▸ DATA SUPPLIED:
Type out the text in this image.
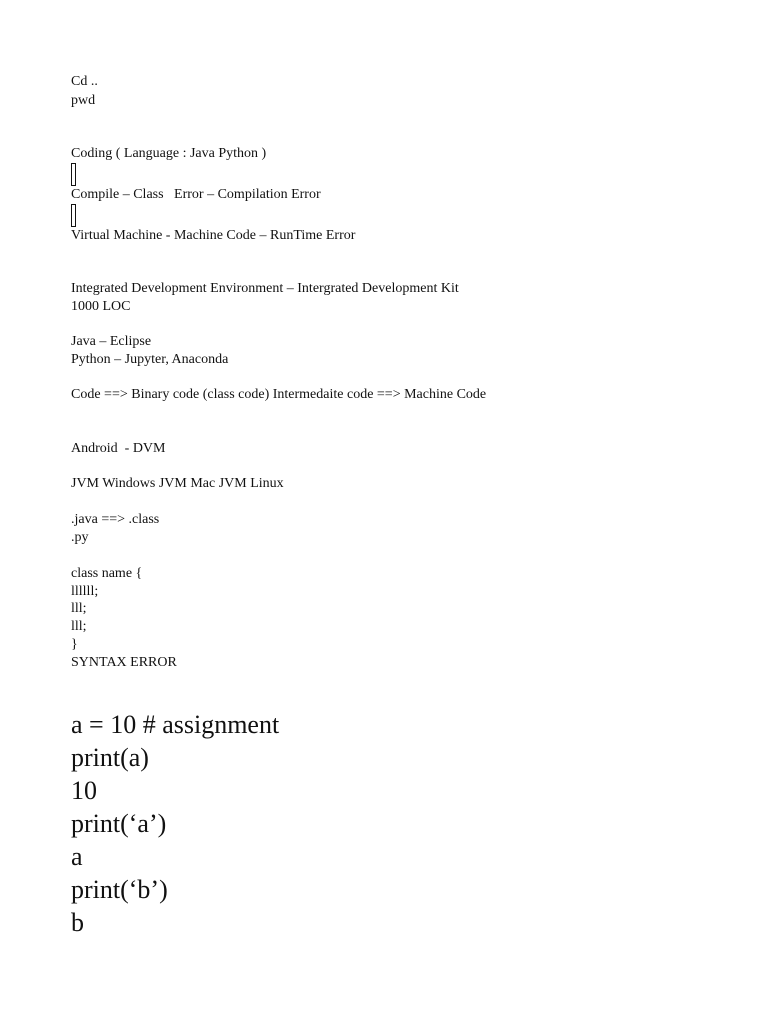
Cd ..
pwd
Coding ( Language : Java Python )
Compile – Class   Error – Compilation Error
Virtual Machine - Machine Code – RunTime Error
Integrated Development Environment – Intergrated Development Kit
1000 LOC
Java – Eclipse
Python – Jupyter, Anaconda
Code ==> Binary code (class code) Intermedaite code ==> Machine Code
Android  - DVM
JVM Windows JVM Mac JVM Linux
.java ==> .class
.py
class name {
llllll;
lll;
lll;
}
SYNTAX ERROR
a = 10 # assignment
print(a)
10
print(‘a’)
a
print(‘b’)
b
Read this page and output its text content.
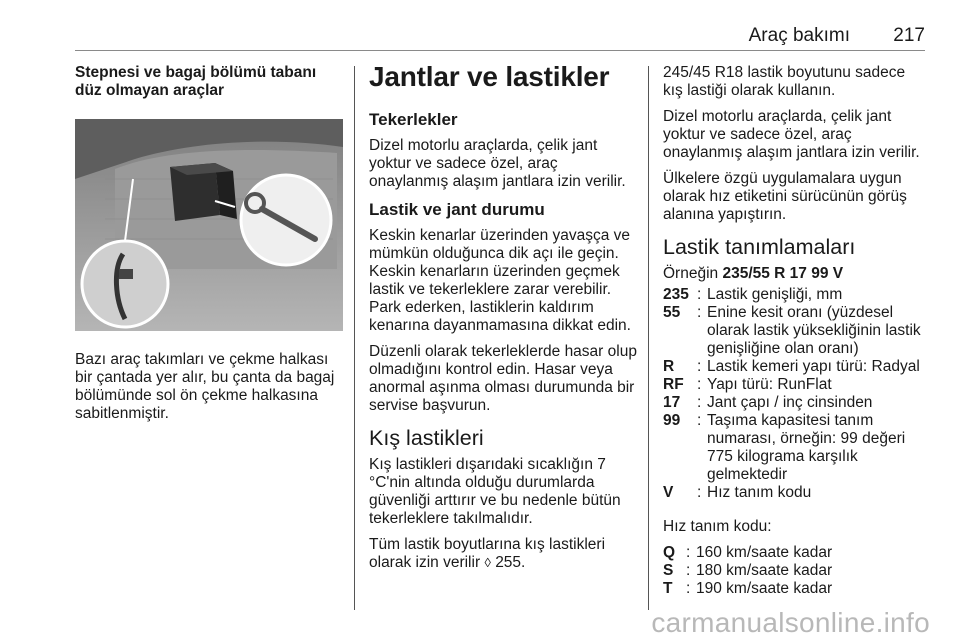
Araç bakımı 217
Stepnesi ve bagaj bölümü tabanı düz olmayan araçlar

Bazı araç takımları ve çekme halkası bir çantada yer alır, bu çanta da bagaj bölümünde sol ön çekme halkasına sabitlenmiştir.

Jantlar ve lastikler
Tekerlekler

Dizel motorlu araçlarda, çelik jant yoktur ve sadece özel, araç onaylanmış alaşım jantlara izin verilir.

Lastik ve jant durumu

Keskin kenarlar üzerinden yavaşça ve mümkün olduğunca dik açı ile geçin. Keskin kenarların üzerinden geçmek lastik ve tekerleklere zarar verebilir. Park ederken, lastiklerin kaldırım kenarına dayanmamasına dikkat edin.

Düzenli olarak tekerleklerde hasar olup olmadığını kontrol edin. Hasar veya anormal aşınma olması durumunda bir servise başvurun.

Kış lastikleri

Kış lastikleri dışarıdaki sıcaklığın 7 °C'nin altında olduğu durumlarda güvenliği arttırır ve bu nedenle bütün tekerleklere takılmalıdır.

Tüm lastik boyutlarına kış lastikleri olarak izin verilir ◊ 255.

245/45 R18 lastik boyutunu sadece kış lastiği olarak kullanın.

Dizel motorlu araçlarda, çelik jant yoktur ve sadece özel, araç onaylanmış alaşım jantlara izin verilir.

Ülkelere özgü uygulamalara uygun olarak hız etiketini sürücünün görüş alanına yapıştırın.

Lastik tanımlamaları

Örneğin 235/55 R 17 99 V

235 : Lastik genişliği, mm
55	: Enine kesit oranı (yüzdesel olarak lastik yüksekliğinin lastik genişliğine olan oranı)
R	: Lastik kemeri yapı türü: Radyal
RF : Yapı türü: RunFlat
17	: Jant çapı / inç cinsinden
99	: Taşıma kapasitesi tanım numarası, örneğin: 99 değeri 775 kilograma karşılık gelmektedir
V	: Hız tanım kodu

Hız tanım kodu:

Q : 160 km/saate kadar
S : 180 km/saate kadar
T : 190 km/saate kadar
carmanualsonline.info
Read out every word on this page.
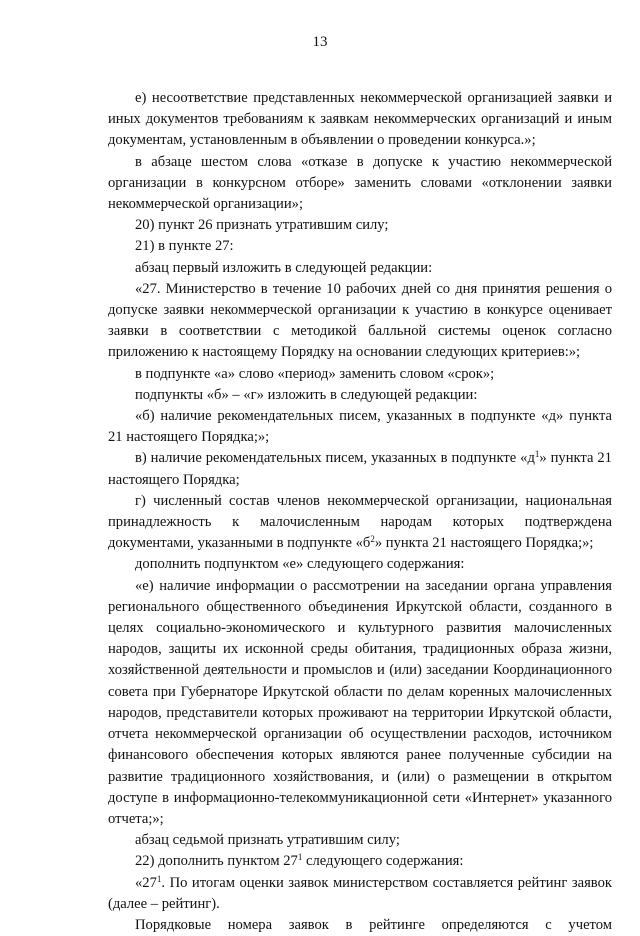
13

е) несоответствие представленных некоммерческой организацией заявки и иных документов требованиям к заявкам некоммерческих организаций и иным документам, установленным в объявлении о проведении конкурса.»;

в абзаце шестом слова «отказе в допуске к участию некоммерческой организации в конкурсном отборе» заменить словами «отклонении заявки некоммерческой организации»;

20) пункт 26 признать утратившим силу;

21) в пункте 27:

абзац первый изложить в следующей редакции:

«27. Министерство в течение 10 рабочих дней со дня принятия решения о допуске заявки некоммерческой организации к участию в конкурсе оценивает заявки в соответствии с методикой балльной системы оценок согласно приложению к настоящему Порядку на основании следующих критериев:»;

в подпункте «а» слово «период» заменить словом «срок»;

подпункты «б» – «г» изложить в следующей редакции:

«б) наличие рекомендательных писем, указанных в подпункте «д» пункта 21 настоящего Порядка;»;

в) наличие рекомендательных писем, указанных в подпункте «$д^1$» пункта 21 настоящего Порядка;

г) численный состав членов некоммерческой организации, национальная принадлежность к малочисленным народам которых подтверждена документами, указанными в подпункте «$б^2$» пункта 21 настоящего Порядка;»;

дополнить подпунктом «е» следующего содержания:

«е) наличие информации о рассмотрении на заседании органа управления регионального общественного объединения Иркутской области, созданного в целях социально-экономического и культурного развития малочисленных народов, защиты их исконной среды обитания, традиционных образа жизни, хозяйственной деятельности и промыслов и (или) заседании Координационного совета при Губернаторе Иркутской области по делам коренных малочисленных народов, представители которых проживают на территории Иркутской области, отчета некоммерческой организации об осуществлении расходов, источником финансового обеспечения которых являются ранее полученные субсидии на развитие традиционного хозяйствования, и (или) о размещении в открытом доступе в информационно-телекоммуникационной сети «Интернет» указанного отчета;»;

абзац седьмой признать утратившим силу;

22) дополнить пунктом $27^1$ следующего содержания:

«$27^1$. По итогам оценки заявок министерством составляется рейтинг заявок (далее – рейтинг).

Порядковые номера заявок в рейтинге определяются с учетом
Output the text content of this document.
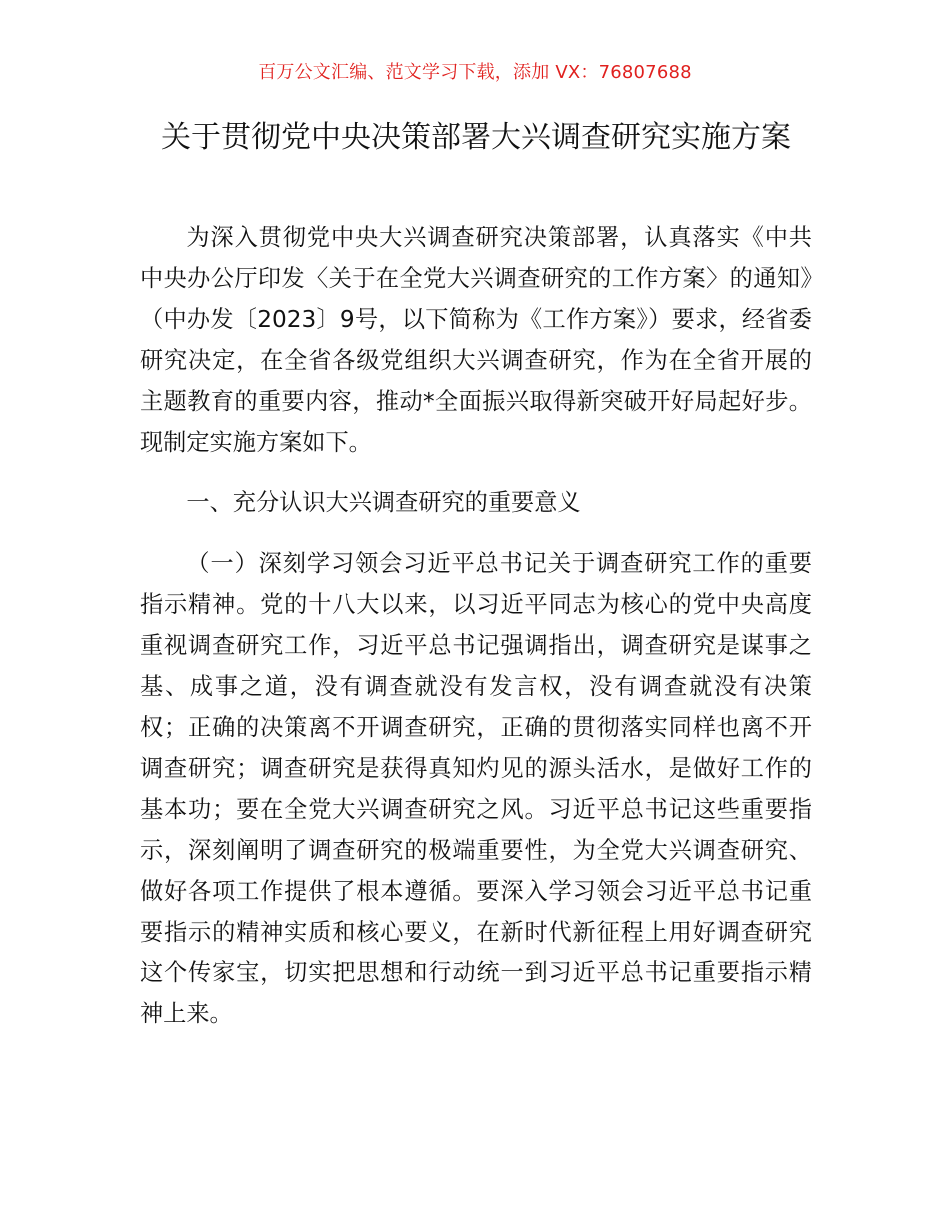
百万公文汇编、范文学习下载，添加 VX：76807688
关于贯彻党中央决策部署大兴调查研究实施方案

为深入贯彻党中央大兴调查研究决策部署，认真落实《中共中央办公厅印发〈关于在全党大兴调查研究的工作方案〉的通知》（中办发〔2023〕9号，以下简称为《工作方案》）要求，经省委研究决定，在全省各级党组织大兴调查研究，作为在全省开展的主题教育的重要内容，推动*全面振兴取得新突破开好局起好步。现制定实施方案如下。

一、充分认识大兴调查研究的重要意义

（一）深刻学习领会习近平总书记关于调查研究工作的重要指示精神。党的十八大以来，以习近平同志为核心的党中央高度重视调查研究工作，习近平总书记强调指出，调查研究是谋事之基、成事之道，没有调查就没有发言权，没有调查就没有决策权；正确的决策离不开调查研究，正确的贯彻落实同样也离不开调查研究；调查研究是获得真知灼见的源头活水，是做好工作的基本功；要在全党大兴调查研究之风。习近平总书记这些重要指示，深刻阐明了调查研究的极端重要性，为全党大兴调查研究、做好各项工作提供了根本遵循。要深入学习领会习近平总书记重要指示的精神实质和核心要义，在新时代新征程上用好调查研究这个传家宝，切实把思想和行动统一到习近平总书记重要指示精神上来。
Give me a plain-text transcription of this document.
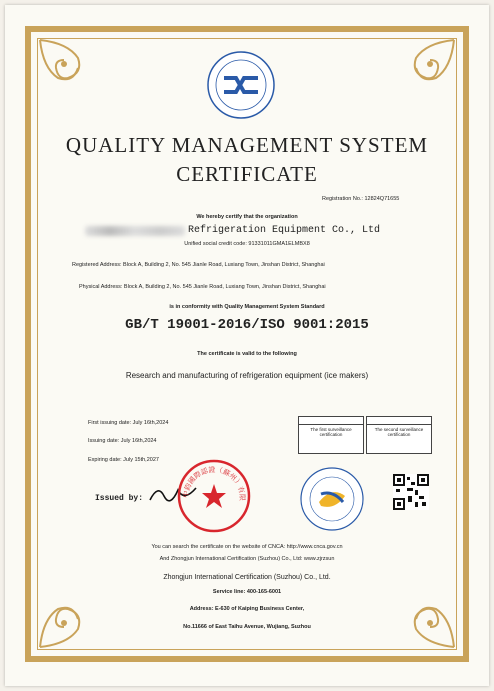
QUALITY MANAGEMENT SYSTEM
CERTIFICATE
Registration No.: 12824Q71655
We hereby certify that the organization
Refrigeration Equipment Co., Ltd
Unified social credit code: 91331011GMA1ELMBX8
Registered Address: Block A, Building 2, No. 545 Jianle Road, Luxiang Town, Jinshan District, Shanghai
Physical Address: Block A, Building 2, No. 545 Jianle Road, Luxiang Town, Jinshan District, Shanghai
is in conformity with Quality Management System Standard
GB/T 19001-2016/ISO 9001:2015
The certificate is valid to the following
Research and manufacturing of refrigeration equipment (ice makers)
First issuing date: July 16th,2024
Issuing date: July 16th,2024
Expiring date: July 15th,2027
The first surveillance certification
The second surveillance certification
Issued by:	中鈞國際認證（蘇州）有限
You can search the certificate on the website of CNCA: http://www.cnca.gov.cn
And Zhongjun International Certification (Suzhou) Co., Ltd: www.zjrzsun
Zhongjun International Certification (Suzhou) Co., Ltd.
Service line: 400-165-6001
Address: E-630 of Kaiping Business Center,
No.11666 of East Taihu Avenue, Wujiang, Suzhou
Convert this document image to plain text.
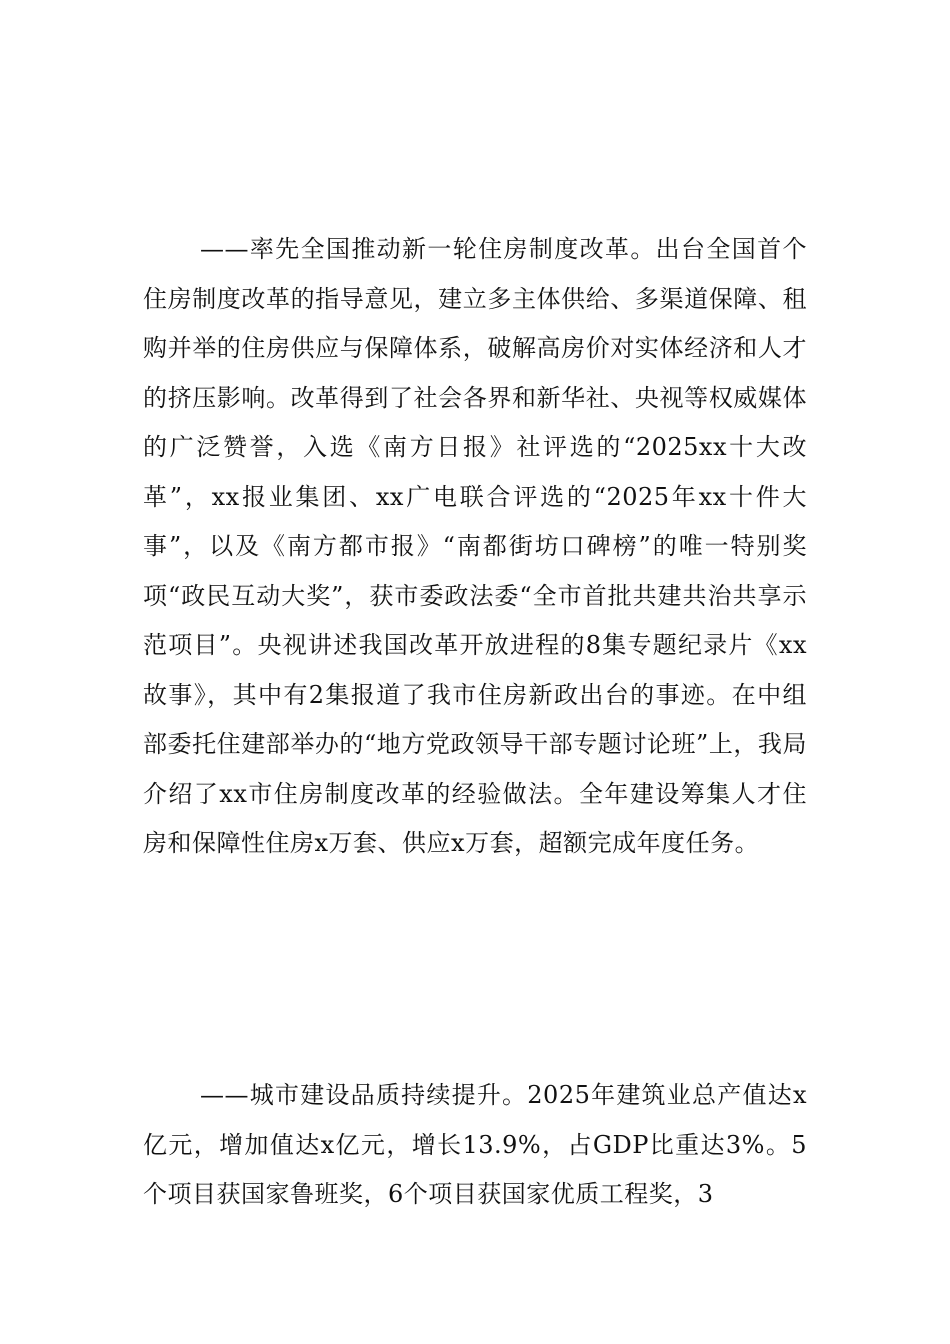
——率先全国推动新一轮住房制度改革。出台全国首个住房制度改革的指导意见，建立多主体供给、多渠道保障、租购并举的住房供应与保障体系，破解高房价对实体经济和人才的挤压影响。改革得到了社会各界和新华社、央视等权威媒体的广泛赞誉，入选《南方日报》社评选的“2025xx十大改革”，xx报业集团、xx广电联合评选的“2025年xx十件大事”，以及《南方都市报》“南都街坊口碑榜”的唯一特别奖项“政民互动大奖”，获市委政法委“全市首批共建共治共享示范项目”。央视讲述我国改革开放进程的8集专题纪录片《xx故事》，其中有2集报道了我市住房新政出台的事迹。在中组部委托住建部举办的“地方党政领导干部专题讨论班”上，我局介绍了xx市住房制度改革的经验做法。全年建设筹集人才住房和保障性住房x万套、供应x万套，超额完成年度任务。

——城市建设品质持续提升。2025年建筑业总产值达x亿元，增加值达x亿元，增长13.9%，占GDP比重达3%。5个项目获国家鲁班奖，6个项目获国家优质工程奖，3
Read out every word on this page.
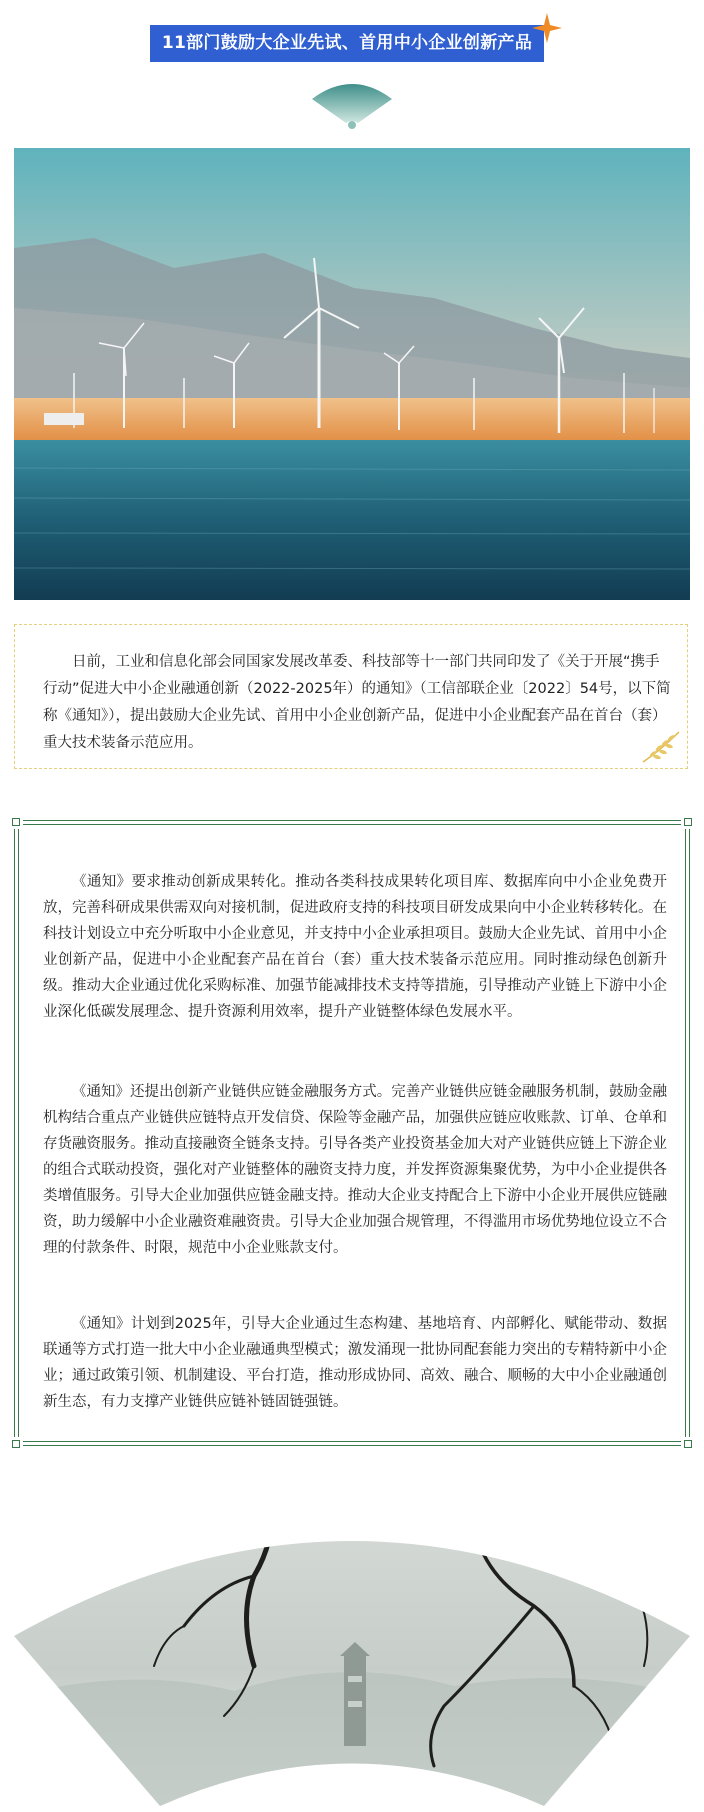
11部门鼓励大企业先试、首用中小企业创新产品

日前，工业和信息化部会同国家发展改革委、科技部等十一部门共同印发了《关于开展“携手行动”促进大中小企业融通创新（2022-2025年）的通知》（工信部联企业〔2022〕54号，以下简称《通知》），提出鼓励大企业先试、首用中小企业创新产品，促进中小企业配套产品在首台（套）重大技术装备示范应用。

《通知》要求推动创新成果转化。推动各类科技成果转化项目库、数据库向中小企业免费开放，完善科研成果供需双向对接机制，促进政府支持的科技项目研发成果向中小企业转移转化。在科技计划设立中充分听取中小企业意见，并支持中小企业承担项目。鼓励大企业先试、首用中小企业创新产品，促进中小企业配套产品在首台（套）重大技术装备示范应用。同时推动绿色创新升级。推动大企业通过优化采购标准、加强节能减排技术支持等措施，引导推动产业链上下游中小企业深化低碳发展理念、提升资源利用效率，提升产业链整体绿色发展水平。

《通知》还提出创新产业链供应链金融服务方式。完善产业链供应链金融服务机制，鼓励金融机构结合重点产业链供应链特点开发信贷、保险等金融产品，加强供应链应收账款、订单、仓单和存货融资服务。推动直接融资全链条支持。引导各类产业投资基金加大对产业链供应链上下游企业的组合式联动投资，强化对产业链整体的融资支持力度，并发挥资源集聚优势，为中小企业提供各类增值服务。引导大企业加强供应链金融支持。推动大企业支持配合上下游中小企业开展供应链融资，助力缓解中小企业融资难融资贵。引导大企业加强合规管理，不得滥用市场优势地位设立不合理的付款条件、时限，规范中小企业账款支付。

《通知》计划到2025年，引导大企业通过生态构建、基地培育、内部孵化、赋能带动、数据联通等方式打造一批大中小企业融通典型模式；激发涌现一批协同配套能力突出的专精特新中小企业；通过政策引领、机制建设、平台打造，推动形成协同、高效、融合、顺畅的大中小企业融通创新生态，有力支撑产业链供应链补链固链强链。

▸ WHAT YOU SHOULD DO: Pick out the lines containing the string "July".

▸ EXPECTED OUTPUT:
First issuing date: July 16th,2024
Issuing date: July 16th,2024
Expiring date: July 15th,2027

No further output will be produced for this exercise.